The task
In the records below, find each line with the word "Explorer" and copy it.

---

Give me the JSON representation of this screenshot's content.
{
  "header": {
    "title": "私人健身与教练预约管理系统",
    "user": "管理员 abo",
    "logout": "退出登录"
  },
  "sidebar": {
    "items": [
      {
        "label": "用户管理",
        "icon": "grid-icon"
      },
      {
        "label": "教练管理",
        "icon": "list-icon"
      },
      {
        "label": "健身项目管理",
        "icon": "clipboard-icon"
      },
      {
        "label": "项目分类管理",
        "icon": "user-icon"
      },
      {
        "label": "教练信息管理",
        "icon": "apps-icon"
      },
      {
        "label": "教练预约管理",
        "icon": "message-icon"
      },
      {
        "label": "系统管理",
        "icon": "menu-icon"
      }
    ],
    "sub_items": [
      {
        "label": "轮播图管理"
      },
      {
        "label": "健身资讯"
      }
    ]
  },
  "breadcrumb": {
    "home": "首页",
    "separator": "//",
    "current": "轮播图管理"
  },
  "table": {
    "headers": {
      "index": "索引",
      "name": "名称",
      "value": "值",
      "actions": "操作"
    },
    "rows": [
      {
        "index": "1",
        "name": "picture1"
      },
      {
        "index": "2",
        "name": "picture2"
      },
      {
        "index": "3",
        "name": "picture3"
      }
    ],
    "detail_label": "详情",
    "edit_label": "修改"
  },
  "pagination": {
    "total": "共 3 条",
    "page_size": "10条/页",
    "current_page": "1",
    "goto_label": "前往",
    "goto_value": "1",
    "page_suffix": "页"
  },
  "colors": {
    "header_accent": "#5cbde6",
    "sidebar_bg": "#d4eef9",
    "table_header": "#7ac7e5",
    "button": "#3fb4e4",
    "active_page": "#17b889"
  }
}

---

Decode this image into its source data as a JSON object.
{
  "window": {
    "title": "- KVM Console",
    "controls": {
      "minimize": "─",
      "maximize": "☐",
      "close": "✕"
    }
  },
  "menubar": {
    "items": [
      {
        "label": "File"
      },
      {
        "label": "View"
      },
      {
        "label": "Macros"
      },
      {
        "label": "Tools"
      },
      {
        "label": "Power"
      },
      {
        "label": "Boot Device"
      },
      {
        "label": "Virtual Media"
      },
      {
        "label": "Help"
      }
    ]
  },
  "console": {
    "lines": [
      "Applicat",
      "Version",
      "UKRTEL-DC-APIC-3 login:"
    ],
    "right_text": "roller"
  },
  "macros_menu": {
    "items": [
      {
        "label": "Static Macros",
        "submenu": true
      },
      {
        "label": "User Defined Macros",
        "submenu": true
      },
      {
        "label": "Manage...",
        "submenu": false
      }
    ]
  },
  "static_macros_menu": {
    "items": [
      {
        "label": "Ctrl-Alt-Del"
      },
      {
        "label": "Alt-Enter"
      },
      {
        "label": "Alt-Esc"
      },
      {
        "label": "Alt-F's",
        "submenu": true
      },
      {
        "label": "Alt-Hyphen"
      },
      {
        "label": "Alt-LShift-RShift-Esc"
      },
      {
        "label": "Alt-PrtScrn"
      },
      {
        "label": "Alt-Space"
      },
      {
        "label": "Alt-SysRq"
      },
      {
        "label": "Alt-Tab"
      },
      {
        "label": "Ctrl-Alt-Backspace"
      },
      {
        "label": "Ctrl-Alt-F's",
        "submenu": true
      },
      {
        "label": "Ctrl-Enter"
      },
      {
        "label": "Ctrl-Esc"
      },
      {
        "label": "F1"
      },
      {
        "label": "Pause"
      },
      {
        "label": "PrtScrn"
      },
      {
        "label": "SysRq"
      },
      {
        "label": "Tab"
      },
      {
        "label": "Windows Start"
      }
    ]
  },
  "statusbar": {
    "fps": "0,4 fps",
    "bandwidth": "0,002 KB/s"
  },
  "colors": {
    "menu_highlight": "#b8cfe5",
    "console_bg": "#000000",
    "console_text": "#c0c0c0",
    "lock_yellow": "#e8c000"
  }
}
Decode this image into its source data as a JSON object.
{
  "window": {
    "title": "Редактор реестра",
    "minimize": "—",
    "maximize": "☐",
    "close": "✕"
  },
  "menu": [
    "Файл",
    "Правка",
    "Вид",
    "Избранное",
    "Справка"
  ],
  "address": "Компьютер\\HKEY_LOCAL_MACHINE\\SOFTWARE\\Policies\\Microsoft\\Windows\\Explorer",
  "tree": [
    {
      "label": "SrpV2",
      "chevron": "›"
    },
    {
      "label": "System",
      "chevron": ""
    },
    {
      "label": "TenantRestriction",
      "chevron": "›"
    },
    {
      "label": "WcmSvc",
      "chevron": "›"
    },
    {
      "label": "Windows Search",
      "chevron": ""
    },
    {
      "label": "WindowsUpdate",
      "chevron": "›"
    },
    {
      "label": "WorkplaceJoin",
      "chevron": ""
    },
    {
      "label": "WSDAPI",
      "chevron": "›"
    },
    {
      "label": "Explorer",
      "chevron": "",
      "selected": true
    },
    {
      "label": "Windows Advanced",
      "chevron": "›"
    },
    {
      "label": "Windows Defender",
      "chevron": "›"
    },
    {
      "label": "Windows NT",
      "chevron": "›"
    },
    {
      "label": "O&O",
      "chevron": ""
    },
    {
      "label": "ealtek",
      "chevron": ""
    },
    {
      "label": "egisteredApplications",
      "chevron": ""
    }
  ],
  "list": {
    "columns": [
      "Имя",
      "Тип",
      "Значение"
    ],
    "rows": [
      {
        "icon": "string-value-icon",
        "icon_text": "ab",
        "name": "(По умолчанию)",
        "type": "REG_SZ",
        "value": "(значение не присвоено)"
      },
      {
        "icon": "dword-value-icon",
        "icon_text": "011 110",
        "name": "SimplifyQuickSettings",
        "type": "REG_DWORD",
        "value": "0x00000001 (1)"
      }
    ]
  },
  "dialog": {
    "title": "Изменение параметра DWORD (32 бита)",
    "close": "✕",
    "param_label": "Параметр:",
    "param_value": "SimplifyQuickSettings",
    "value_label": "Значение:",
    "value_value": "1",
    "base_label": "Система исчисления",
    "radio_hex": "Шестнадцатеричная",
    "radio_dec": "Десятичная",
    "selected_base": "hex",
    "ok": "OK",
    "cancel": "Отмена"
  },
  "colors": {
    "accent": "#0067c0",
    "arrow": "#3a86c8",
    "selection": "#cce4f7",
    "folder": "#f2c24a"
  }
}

---

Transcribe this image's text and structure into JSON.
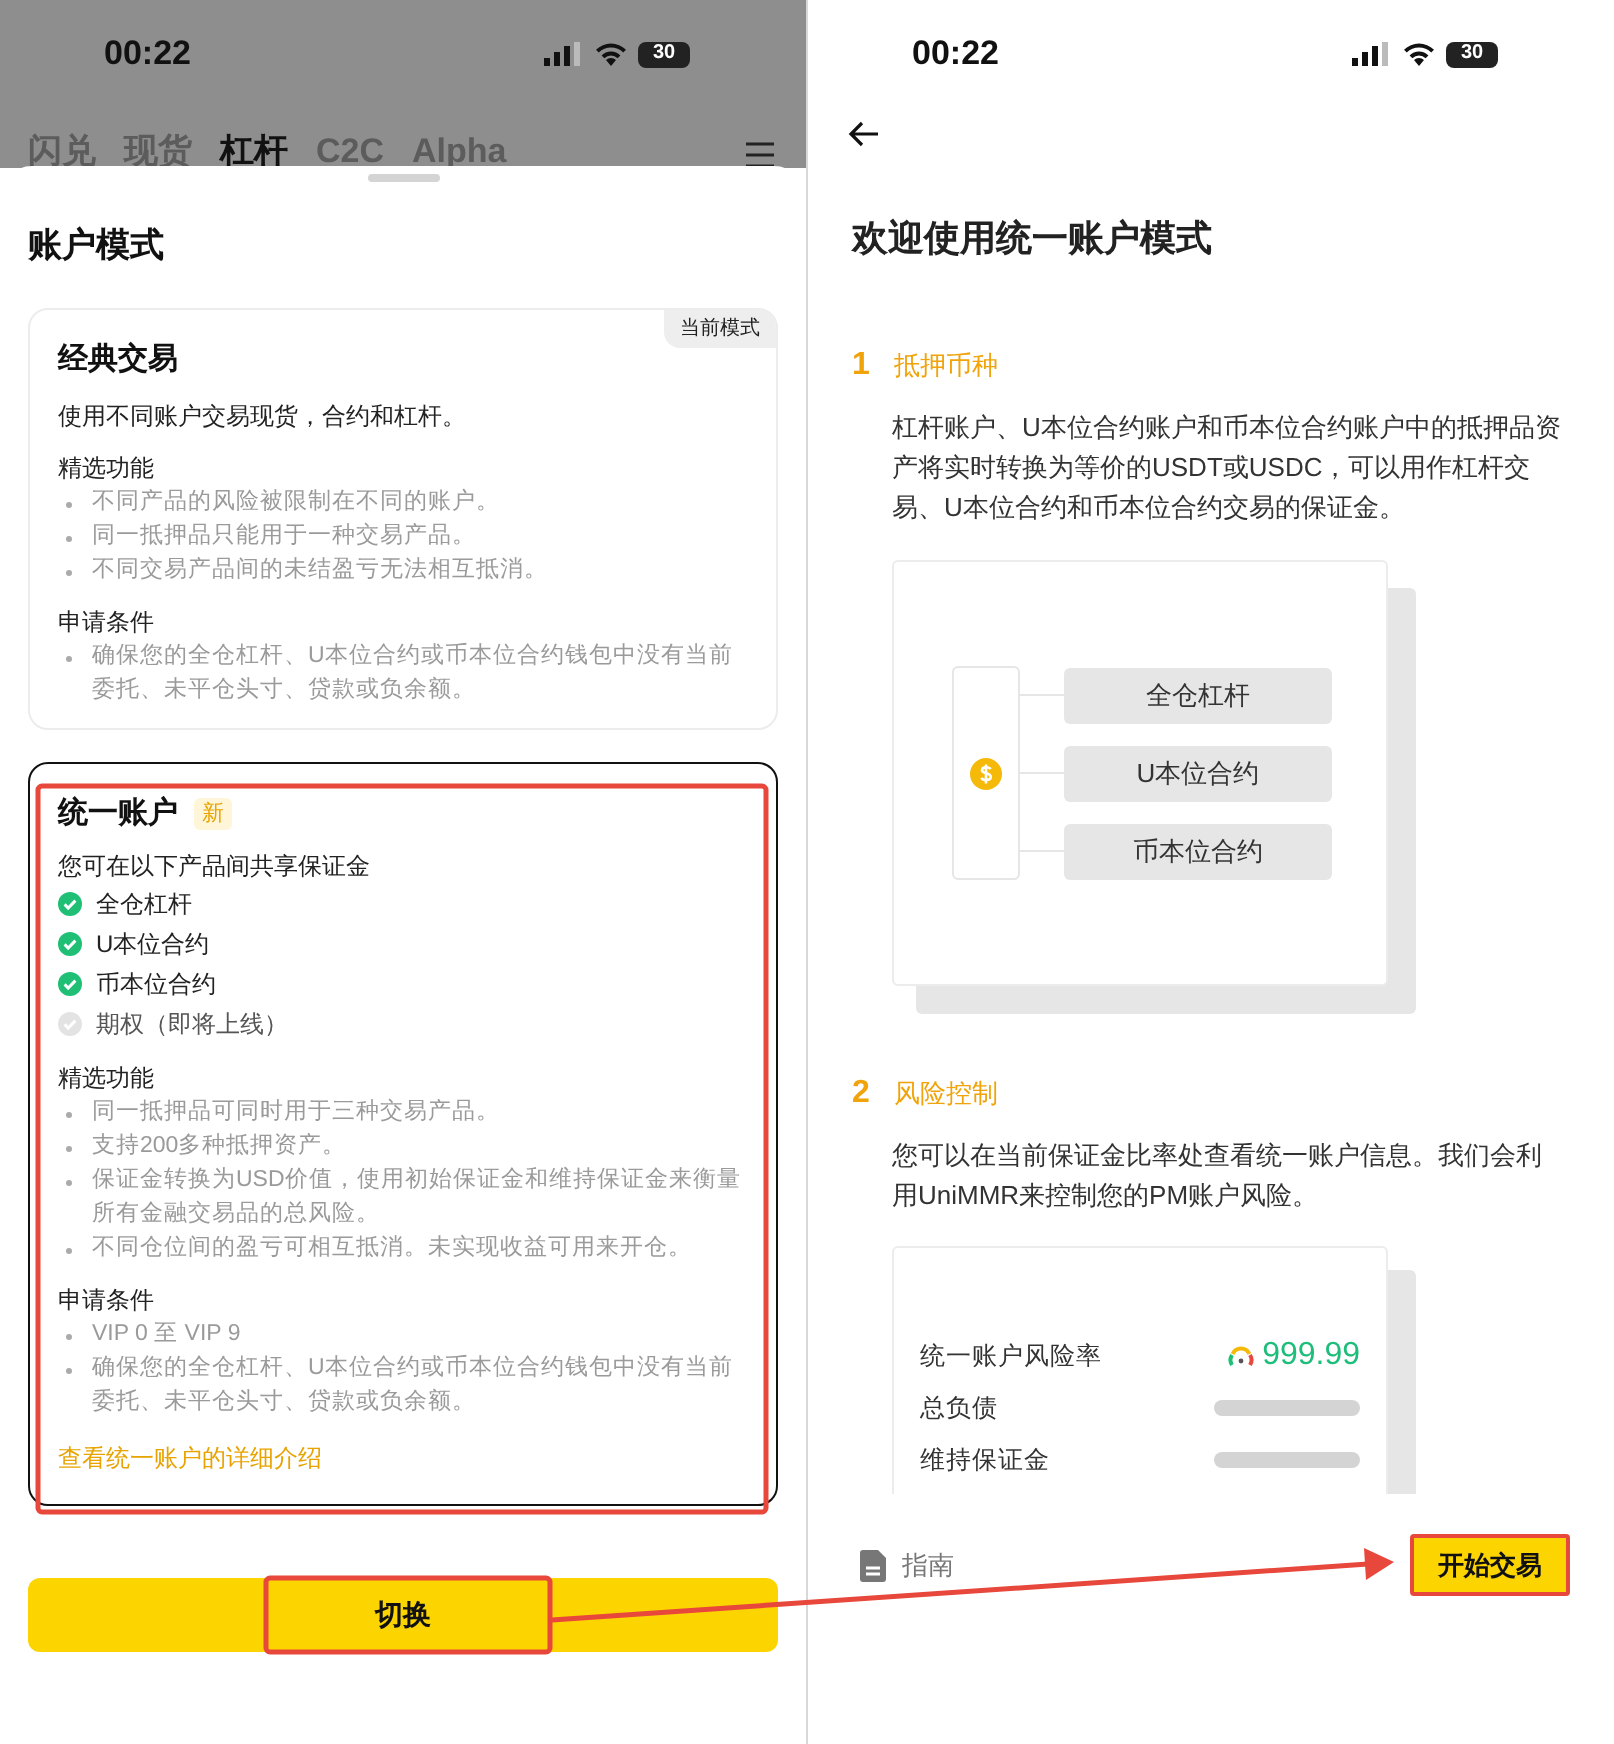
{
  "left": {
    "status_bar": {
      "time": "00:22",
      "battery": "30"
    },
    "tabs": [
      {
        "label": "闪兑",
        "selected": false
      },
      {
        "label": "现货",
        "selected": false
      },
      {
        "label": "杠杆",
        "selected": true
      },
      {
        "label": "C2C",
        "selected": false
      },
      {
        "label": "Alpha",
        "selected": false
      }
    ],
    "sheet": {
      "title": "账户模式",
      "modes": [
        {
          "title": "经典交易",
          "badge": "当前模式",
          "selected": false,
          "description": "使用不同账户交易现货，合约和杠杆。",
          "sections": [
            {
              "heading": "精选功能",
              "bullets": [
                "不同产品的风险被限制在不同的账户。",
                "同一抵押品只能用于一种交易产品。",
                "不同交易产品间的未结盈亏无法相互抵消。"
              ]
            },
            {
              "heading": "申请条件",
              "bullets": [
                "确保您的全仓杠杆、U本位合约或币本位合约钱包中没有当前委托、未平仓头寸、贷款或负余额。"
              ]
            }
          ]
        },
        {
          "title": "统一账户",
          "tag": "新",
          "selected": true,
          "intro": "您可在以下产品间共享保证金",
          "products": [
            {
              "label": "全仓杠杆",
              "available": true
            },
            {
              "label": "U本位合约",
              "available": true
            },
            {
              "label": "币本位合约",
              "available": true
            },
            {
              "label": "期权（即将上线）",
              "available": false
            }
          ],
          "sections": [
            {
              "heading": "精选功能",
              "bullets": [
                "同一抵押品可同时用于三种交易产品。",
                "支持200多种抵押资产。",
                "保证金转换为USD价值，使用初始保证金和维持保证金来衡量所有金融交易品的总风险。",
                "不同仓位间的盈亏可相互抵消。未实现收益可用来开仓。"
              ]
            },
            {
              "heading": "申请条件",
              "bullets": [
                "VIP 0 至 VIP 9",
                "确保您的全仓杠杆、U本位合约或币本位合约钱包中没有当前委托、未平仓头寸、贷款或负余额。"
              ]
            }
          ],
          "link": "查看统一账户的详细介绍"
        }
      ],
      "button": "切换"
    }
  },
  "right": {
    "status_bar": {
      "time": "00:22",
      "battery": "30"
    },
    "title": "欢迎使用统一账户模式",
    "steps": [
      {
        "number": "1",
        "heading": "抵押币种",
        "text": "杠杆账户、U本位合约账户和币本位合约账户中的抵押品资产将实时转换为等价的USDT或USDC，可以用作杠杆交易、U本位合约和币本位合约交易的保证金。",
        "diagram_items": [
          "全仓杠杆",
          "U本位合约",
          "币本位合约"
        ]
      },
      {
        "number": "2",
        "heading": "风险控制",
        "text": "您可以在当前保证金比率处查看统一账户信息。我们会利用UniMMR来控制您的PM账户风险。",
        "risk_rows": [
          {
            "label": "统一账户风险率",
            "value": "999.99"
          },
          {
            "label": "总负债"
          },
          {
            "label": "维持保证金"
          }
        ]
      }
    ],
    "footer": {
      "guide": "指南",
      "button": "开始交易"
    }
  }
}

---

Written answer
  "address": "Компьютер\\HKEY_LOCAL_MACHINE\\SOFTWARE\\Policies\\Microsoft\\Windows\\Explorer",
      "label": "Explorer",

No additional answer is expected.